### Actions to take
1) In the patch discussion, what does the v2 change list say was added in kvm_hyperv_tsc_notifier?
2) Edit the patch discussion by restating the passage from "On Thu, 2022-04-21" up to and including "frequency is changes.", with "refining" replaced by "calibrating".

### Extract provided
--- START ---
Re: [PATCH v2] KVM: x86: Use current rather than snapshotted TSC frequency if it is constant

[Date Prev][Date Next][Thread Prev][Thread Next][Date Index][Thread Index]

 



On Thu, 2022-04-21 at 00:56 +0000, Anton Romanov wrote:
> Don't snapshot tsc_khz into per-cpu cpu_tsc_khz if the host TSC is
> constant, in which case the actual TSC frequency will never change and thus
> capturing TSC during initialization is unnecessary, KVM can simply use
> tsc_khz.  This value is snapshotted from
> kvm_timer_init->kvmclock_cpu_online->tsc_khz_changed(NULL)
> 
> On CPUs with constant TSC, but not a hardware-specified TSC frequency,
> snapshotting cpu_tsc_khz and using that to set a VM's target TSC frequency
> can lead to VM to think its TSC frequency is not what it actually is if
> refining the TSC completes after KVM snapshots tsc_khz.  The actual
> frequency never changes, only the kernel's calculation of what that
> frequency is changes.
> 
> Ideally, KVM would not be able to race with TSC refinement, or would have
> a hook into tsc_refine_calibration_work() to get an alert when refinement
> is complete.  Avoiding the race altogether isn't practical as refinement
> takes a relative eternity; it's deliberately put on a work queue outside of
> the normal boot sequence to avoid unnecessarily delaying boot.
> 
> Adding a hook is doable, but somewhat gross due to KVM's ability to be
> built as a module.  And if the TSC is constant, which is likely the case
> for every VMX/SVM-capable CPU produced in the last decade, the race can be
> hit if and only if userspace is able to create a VM before TSC refinement
> completes; refinement is slow, but not that slow.
> 
> For now, punt on a proper fix, as not taking a snapshot can help some uses
> cases and not taking a snapshot is arguably correct irrespective of the
> race with refinement.
> 
> Signed-off-by: Anton Romanov <romanton@xxxxxxxxxx>
> ---
> v2:
>     fixed commit msg indentation
>     added WARN_ON_ONCE in kvm_hyperv_tsc_notifier
>     opened up condition in __get_kvmclock
>  arch/x86/kvm/x86.c | 27 +++++++++++++++++++++++----
>  1 file changed, 23 insertions(+), 4 deletions(-)
--- END ---
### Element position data
--- START ---
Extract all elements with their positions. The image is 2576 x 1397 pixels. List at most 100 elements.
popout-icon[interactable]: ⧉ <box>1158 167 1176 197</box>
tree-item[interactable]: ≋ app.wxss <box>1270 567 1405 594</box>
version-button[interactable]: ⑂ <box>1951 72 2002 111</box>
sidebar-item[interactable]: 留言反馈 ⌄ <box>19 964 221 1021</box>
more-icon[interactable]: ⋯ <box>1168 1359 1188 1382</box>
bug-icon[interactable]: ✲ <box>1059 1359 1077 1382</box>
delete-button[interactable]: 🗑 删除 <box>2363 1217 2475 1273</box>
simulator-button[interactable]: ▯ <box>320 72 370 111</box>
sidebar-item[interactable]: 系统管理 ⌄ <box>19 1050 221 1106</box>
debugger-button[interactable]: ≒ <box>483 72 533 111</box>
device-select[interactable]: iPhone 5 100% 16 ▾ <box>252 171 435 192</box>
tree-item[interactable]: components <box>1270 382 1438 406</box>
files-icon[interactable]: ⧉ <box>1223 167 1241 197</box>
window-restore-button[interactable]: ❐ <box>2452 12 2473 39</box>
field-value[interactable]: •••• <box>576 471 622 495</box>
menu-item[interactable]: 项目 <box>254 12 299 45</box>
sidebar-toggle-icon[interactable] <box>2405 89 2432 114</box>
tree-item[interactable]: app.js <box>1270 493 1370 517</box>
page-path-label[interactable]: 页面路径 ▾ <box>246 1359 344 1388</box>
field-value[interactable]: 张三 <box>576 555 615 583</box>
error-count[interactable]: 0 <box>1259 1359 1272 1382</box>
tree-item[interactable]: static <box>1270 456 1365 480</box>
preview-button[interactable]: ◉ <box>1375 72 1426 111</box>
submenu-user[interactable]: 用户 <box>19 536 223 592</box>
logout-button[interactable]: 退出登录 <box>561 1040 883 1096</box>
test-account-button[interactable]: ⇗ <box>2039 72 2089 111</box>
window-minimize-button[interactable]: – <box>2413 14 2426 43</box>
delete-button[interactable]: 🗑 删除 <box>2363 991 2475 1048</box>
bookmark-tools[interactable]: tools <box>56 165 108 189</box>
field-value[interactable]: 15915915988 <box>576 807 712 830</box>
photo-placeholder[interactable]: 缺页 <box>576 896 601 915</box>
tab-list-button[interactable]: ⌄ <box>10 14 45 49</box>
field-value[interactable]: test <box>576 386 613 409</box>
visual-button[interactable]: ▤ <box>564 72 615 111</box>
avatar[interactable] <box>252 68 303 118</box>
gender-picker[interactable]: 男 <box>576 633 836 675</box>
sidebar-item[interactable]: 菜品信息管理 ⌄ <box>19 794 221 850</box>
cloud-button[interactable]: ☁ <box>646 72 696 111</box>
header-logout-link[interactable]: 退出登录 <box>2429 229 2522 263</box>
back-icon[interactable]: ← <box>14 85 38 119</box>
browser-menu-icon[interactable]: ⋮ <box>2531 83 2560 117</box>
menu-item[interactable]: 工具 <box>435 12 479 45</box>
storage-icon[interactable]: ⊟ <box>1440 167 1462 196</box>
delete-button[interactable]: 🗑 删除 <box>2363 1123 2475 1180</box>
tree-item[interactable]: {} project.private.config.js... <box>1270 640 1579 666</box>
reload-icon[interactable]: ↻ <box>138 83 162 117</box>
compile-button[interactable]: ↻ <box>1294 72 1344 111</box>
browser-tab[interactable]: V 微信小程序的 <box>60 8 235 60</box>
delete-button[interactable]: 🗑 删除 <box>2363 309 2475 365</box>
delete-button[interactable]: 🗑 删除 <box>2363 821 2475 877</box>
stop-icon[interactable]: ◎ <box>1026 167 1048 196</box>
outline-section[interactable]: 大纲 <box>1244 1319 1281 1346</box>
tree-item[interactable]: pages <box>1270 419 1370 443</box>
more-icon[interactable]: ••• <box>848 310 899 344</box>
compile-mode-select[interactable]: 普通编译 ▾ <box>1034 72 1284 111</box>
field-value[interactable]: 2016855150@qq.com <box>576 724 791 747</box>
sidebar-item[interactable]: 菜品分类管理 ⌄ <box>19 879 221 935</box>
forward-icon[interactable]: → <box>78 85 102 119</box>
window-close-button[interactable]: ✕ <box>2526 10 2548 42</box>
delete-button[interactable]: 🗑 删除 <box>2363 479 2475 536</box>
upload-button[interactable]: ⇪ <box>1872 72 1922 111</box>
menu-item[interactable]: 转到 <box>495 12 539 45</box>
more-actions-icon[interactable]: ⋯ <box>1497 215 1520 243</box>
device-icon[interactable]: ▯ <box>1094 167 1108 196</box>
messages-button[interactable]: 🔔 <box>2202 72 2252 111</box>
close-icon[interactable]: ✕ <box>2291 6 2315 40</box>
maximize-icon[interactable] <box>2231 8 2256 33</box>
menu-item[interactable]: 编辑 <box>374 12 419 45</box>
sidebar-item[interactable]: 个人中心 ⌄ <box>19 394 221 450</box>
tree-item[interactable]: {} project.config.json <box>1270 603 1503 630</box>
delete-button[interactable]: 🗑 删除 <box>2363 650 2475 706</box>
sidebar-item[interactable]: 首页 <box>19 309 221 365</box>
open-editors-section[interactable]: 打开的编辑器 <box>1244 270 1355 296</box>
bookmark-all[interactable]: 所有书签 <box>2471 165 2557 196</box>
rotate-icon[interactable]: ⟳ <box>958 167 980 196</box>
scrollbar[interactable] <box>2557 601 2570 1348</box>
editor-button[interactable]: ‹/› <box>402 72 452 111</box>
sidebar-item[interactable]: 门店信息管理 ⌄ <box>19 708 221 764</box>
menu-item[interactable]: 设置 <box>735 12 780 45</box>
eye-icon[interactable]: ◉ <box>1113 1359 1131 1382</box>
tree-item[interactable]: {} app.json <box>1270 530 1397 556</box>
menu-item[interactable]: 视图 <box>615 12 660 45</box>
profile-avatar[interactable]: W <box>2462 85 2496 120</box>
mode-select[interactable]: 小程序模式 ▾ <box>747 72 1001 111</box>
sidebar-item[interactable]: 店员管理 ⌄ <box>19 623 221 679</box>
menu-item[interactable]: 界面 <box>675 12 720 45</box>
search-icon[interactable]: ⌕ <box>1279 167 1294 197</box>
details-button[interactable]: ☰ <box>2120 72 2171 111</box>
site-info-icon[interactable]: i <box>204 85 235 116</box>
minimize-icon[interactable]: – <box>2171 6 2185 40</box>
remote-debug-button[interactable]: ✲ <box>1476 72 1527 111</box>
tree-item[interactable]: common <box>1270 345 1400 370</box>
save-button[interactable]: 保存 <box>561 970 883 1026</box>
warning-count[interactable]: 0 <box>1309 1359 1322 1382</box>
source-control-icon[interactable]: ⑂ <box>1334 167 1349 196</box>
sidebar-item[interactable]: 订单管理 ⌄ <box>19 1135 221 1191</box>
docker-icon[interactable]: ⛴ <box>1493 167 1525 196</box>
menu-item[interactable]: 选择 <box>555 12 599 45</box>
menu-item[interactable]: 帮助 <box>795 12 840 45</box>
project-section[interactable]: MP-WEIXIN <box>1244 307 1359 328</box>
--- END ---
### Exercise results
1) A WARN_ON_ONCE was added in kvm_hyperv_tsc_notifier.

2)
On Thu, 2022-04-21 at 00:56 +0000, Anton Romanov wrote:
> Don't snapshot tsc_khz into per-cpu cpu_tsc_khz if the host TSC is
> constant, in which case the actual TSC frequency will never change and thus
> capturing TSC during initialization is unnecessary, KVM can simply use
> tsc_khz.  This value is snapshotted from
> kvm_timer_init->kvmclock_cpu_online->tsc_khz_changed(NULL)
> 
> On CPUs with constant TSC, but not a hardware-specified TSC frequency,
> snapshotting cpu_tsc_khz and using that to set a VM's target TSC frequency
> can lead to VM to think its TSC frequency is not what it actually is if
> calibrating the TSC completes after KVM snapshots tsc_khz.  The actual
> frequency never changes, only the kernel's calculation of what that
> frequency is changes.